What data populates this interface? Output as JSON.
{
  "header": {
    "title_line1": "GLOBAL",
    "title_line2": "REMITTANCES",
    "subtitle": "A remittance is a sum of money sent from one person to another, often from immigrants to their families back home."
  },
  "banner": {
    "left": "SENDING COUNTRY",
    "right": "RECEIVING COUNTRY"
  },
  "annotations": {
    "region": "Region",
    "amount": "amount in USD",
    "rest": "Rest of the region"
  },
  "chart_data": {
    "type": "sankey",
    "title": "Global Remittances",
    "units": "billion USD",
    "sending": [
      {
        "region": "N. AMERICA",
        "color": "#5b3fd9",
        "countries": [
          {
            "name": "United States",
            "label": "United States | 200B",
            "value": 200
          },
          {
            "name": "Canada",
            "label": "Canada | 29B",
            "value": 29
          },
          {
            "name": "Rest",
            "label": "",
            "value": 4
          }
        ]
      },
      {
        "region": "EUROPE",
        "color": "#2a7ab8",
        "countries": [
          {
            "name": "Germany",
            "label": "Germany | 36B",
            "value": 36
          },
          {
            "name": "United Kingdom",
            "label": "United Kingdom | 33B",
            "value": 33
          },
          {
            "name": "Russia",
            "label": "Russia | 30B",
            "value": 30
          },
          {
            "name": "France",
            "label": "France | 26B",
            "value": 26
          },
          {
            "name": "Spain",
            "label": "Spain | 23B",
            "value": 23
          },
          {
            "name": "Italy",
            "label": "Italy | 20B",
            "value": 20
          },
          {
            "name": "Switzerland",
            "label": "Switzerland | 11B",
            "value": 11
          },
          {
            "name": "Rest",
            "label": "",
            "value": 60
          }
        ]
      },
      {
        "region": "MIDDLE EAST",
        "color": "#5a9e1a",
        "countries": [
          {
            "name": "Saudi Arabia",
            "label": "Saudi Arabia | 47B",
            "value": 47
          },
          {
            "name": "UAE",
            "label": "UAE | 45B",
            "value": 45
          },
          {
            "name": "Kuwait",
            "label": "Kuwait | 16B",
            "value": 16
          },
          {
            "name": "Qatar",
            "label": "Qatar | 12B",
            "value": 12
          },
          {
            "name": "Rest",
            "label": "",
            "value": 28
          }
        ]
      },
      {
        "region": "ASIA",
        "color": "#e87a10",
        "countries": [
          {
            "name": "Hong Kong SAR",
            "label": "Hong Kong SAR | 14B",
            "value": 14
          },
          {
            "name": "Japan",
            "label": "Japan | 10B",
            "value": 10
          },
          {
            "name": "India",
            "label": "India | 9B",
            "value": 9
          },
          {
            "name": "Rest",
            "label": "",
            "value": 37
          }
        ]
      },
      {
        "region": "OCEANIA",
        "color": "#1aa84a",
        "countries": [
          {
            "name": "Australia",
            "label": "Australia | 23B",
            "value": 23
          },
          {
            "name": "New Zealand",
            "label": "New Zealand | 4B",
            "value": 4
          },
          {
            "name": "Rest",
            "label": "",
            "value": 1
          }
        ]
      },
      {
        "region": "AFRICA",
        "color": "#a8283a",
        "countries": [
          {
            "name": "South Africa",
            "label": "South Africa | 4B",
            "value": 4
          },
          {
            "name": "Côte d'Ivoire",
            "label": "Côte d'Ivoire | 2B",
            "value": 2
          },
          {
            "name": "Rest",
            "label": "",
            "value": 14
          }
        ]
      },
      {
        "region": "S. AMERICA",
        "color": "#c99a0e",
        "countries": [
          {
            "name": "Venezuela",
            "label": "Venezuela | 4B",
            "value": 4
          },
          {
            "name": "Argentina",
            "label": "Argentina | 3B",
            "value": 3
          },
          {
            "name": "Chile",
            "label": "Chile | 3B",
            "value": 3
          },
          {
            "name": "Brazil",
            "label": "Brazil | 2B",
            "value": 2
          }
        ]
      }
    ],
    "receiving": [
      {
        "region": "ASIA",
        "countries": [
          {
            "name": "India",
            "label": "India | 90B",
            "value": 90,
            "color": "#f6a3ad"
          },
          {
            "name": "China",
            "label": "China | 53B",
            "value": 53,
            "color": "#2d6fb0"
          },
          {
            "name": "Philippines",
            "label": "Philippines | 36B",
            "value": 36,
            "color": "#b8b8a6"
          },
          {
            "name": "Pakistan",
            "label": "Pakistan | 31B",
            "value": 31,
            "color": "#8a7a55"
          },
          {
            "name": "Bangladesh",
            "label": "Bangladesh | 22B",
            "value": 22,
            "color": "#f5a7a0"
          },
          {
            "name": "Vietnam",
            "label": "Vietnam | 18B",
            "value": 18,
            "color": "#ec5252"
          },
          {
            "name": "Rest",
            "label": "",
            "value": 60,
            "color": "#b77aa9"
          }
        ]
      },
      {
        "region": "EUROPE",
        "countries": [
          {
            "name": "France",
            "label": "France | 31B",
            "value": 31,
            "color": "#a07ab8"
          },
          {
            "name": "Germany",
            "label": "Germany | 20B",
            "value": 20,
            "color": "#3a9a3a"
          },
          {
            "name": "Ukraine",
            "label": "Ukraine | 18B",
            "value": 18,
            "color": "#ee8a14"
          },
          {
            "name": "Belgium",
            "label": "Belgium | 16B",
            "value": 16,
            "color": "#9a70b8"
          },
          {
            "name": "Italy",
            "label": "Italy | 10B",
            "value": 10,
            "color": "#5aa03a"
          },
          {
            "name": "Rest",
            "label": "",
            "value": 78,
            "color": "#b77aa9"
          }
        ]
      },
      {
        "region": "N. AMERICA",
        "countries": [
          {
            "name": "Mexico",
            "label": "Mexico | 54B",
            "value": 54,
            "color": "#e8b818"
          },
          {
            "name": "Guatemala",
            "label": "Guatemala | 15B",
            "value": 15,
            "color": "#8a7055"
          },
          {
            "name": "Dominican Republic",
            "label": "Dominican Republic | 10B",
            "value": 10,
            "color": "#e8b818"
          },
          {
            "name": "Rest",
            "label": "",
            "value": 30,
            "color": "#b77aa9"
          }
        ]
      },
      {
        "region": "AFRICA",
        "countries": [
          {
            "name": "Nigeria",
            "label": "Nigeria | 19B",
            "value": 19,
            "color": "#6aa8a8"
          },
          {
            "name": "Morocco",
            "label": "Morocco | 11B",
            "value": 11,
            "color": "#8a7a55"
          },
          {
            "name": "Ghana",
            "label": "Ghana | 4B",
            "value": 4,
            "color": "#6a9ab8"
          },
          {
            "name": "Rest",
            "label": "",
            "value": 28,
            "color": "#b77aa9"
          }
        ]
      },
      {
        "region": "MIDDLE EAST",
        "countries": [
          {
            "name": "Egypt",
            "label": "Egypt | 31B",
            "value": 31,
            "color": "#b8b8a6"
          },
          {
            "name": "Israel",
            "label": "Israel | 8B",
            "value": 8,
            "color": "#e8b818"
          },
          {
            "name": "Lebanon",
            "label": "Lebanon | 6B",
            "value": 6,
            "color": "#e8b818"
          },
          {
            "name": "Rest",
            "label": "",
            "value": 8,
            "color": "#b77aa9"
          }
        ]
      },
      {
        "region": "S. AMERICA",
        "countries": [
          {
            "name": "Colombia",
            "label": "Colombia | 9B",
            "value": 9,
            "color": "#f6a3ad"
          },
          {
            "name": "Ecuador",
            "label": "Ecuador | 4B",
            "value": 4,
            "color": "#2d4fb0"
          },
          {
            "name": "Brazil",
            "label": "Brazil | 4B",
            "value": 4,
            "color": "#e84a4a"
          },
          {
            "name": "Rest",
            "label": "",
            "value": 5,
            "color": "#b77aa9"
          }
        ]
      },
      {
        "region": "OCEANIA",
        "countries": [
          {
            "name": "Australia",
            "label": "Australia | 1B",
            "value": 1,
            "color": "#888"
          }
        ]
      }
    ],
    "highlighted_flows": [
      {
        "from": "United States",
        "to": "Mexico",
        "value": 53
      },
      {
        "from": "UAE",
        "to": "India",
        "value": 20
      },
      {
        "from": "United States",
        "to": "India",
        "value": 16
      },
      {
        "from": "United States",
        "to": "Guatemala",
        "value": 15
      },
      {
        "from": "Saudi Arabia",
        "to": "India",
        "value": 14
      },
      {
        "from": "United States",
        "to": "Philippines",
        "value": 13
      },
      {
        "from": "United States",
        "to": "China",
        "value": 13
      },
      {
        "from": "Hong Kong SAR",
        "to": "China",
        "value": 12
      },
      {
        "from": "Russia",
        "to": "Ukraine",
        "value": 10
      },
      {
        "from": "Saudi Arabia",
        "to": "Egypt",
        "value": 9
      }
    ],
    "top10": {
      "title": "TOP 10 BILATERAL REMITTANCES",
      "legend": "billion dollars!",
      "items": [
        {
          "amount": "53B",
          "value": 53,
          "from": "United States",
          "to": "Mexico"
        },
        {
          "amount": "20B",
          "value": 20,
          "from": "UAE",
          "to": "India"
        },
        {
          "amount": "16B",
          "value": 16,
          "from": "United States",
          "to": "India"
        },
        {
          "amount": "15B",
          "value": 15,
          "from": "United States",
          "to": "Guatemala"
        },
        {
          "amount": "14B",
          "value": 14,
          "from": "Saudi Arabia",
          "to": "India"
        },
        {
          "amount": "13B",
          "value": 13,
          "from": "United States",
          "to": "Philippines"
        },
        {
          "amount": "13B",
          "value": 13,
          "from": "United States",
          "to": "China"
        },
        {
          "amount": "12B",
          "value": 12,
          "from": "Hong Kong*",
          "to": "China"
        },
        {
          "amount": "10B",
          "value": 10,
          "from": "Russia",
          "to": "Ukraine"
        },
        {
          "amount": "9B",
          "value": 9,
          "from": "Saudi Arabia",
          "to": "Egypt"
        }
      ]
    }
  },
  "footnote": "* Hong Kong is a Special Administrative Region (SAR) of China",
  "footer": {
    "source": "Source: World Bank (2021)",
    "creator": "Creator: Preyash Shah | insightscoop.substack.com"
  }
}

========================

Copy out all lines above that include the string "France".

            "name": "France",
            "label": "France | 26B",
            "name": "France",
            "label": "France | 31B",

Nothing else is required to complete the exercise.